▶ **PROBLEM TO SOLVE**: Below are some records; retype all of them exactly.

(Data extracted from a collection)
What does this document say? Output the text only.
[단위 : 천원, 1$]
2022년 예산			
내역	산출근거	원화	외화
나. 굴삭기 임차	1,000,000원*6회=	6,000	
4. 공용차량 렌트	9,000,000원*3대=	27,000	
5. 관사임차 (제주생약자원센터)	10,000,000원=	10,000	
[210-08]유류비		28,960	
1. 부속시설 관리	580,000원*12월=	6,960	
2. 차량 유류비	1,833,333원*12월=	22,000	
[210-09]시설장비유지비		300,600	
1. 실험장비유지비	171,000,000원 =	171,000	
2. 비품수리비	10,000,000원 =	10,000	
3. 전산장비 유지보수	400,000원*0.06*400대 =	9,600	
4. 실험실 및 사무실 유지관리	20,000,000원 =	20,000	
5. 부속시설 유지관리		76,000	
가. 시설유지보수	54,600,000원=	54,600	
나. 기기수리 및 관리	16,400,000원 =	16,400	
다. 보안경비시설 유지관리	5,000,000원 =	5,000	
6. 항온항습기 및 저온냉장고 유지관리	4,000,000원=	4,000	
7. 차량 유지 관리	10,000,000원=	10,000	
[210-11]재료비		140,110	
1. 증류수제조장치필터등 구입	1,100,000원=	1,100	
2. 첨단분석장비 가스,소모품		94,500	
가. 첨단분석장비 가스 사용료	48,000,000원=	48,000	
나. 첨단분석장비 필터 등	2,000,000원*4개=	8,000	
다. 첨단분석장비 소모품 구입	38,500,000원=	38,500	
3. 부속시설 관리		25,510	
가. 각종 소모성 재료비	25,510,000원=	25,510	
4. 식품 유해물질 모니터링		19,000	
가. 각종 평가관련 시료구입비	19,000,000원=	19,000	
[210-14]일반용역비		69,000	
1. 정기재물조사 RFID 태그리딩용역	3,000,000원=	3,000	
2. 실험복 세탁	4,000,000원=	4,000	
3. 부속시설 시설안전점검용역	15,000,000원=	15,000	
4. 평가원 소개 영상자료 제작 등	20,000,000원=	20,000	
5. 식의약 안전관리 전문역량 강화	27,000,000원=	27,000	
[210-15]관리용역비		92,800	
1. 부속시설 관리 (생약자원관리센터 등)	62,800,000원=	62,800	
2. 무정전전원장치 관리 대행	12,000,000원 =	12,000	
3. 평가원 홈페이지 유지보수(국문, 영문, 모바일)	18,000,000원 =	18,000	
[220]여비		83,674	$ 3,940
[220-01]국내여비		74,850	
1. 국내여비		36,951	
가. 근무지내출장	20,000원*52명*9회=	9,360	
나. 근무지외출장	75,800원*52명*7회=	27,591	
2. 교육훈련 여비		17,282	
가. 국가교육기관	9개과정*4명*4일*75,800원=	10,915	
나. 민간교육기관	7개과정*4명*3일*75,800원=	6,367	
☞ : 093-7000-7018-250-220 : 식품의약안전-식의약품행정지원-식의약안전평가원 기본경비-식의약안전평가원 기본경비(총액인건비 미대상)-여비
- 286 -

▶ **RESPONSE FOR THIS EXERCISE**:
What does this document say? Output the text only.
[단위 : 천원, 1$]
2022년 예산			
내역	산출근거	원화	외화
나. 굴삭기 임차	1,000,000원*6회=	6,000	
4. 공용차량 렌트	9,000,000원*3대=	27,000	
5. 관사임차 (제주생약자원센터)	10,000,000원=	10,000	
[210-08]유류비		28,960	
1. 부속시설 관리	580,000원*12월=	6,960	
2. 차량 유류비	1,833,333원*12월=	22,000	
[210-09]시설장비유지비		300,600	
1. 실험장비유지비	171,000,000원 =	171,000	
2. 비품수리비	10,000,000원 =	10,000	
3. 전산장비 유지보수	400,000원*0.06*400대 =	9,600	
4. 실험실 및 사무실 유지관리	20,000,000원 =	20,000	
5. 부속시설 유지관리		76,000	
가. 시설유지보수	54,600,000원=	54,600	
나. 기기수리 및 관리	16,400,000원 =	16,400	
다. 보안경비시설 유지관리	5,000,000원 =	5,000	
6. 항온항습기 및 저온냉장고 유지관리	4,000,000원=	4,000	
7. 차량 유지 관리	10,000,000원=	10,000	
[210-11]재료비		140,110	
1. 증류수제조장치필터등 구입	1,100,000원=	1,100	
2. 첨단분석장비 가스,소모품		94,500	
가. 첨단분석장비 가스 사용료	48,000,000원=	48,000	
나. 첨단분석장비 필터 등	2,000,000원*4개=	8,000	
다. 첨단분석장비 소모품 구입	38,500,000원=	38,500	
3. 부속시설 관리		25,510	
가. 각종 소모성 재료비	25,510,000원=	25,510	
4. 식품 유해물질 모니터링		19,000	
가. 각종 평가관련 시료구입비	19,000,000원=	19,000	
[210-14]일반용역비		69,000	
1. 정기재물조사 RFID 태그리딩용역	3,000,000원=	3,000	
2. 실험복 세탁	4,000,000원=	4,000	
3. 부속시설 시설안전점검용역	15,000,000원=	15,000	
4. 평가원 소개 영상자료 제작 등	20,000,000원=	20,000	
5. 식의약 안전관리 전문역량 강화	27,000,000원=	27,000	
[210-15]관리용역비		92,800	
1. 부속시설 관리 (생약자원관리센터 등)	62,800,000원=	62,800	
2. 무정전전원장치 관리 대행	12,000,000원 =	12,000	
3. 평가원 홈페이지 유지보수(국문, 영문, 모바일)	18,000,000원 =	18,000	
[220]여비		83,674	$ 3,940
[220-01]국내여비		74,850	
1. 국내여비		36,951	
가. 근무지내출장	20,000원*52명*9회=	9,360	
나. 근무지외출장	75,800원*52명*7회=	27,591	
2. 교육훈련 여비		17,282	
가. 국가교육기관	9개과정*4명*4일*75,800원=	10,915	
나. 민간교육기관	7개과정*4명*3일*75,800원=	6,367	
☞ : 093-7000-7018-250-220 : 식품의약안전-식의약품행정지원-식의약안전평가원 기본경비-식의약안전평가원 기본경비(총액인건비 미대상)-여비
- 286 -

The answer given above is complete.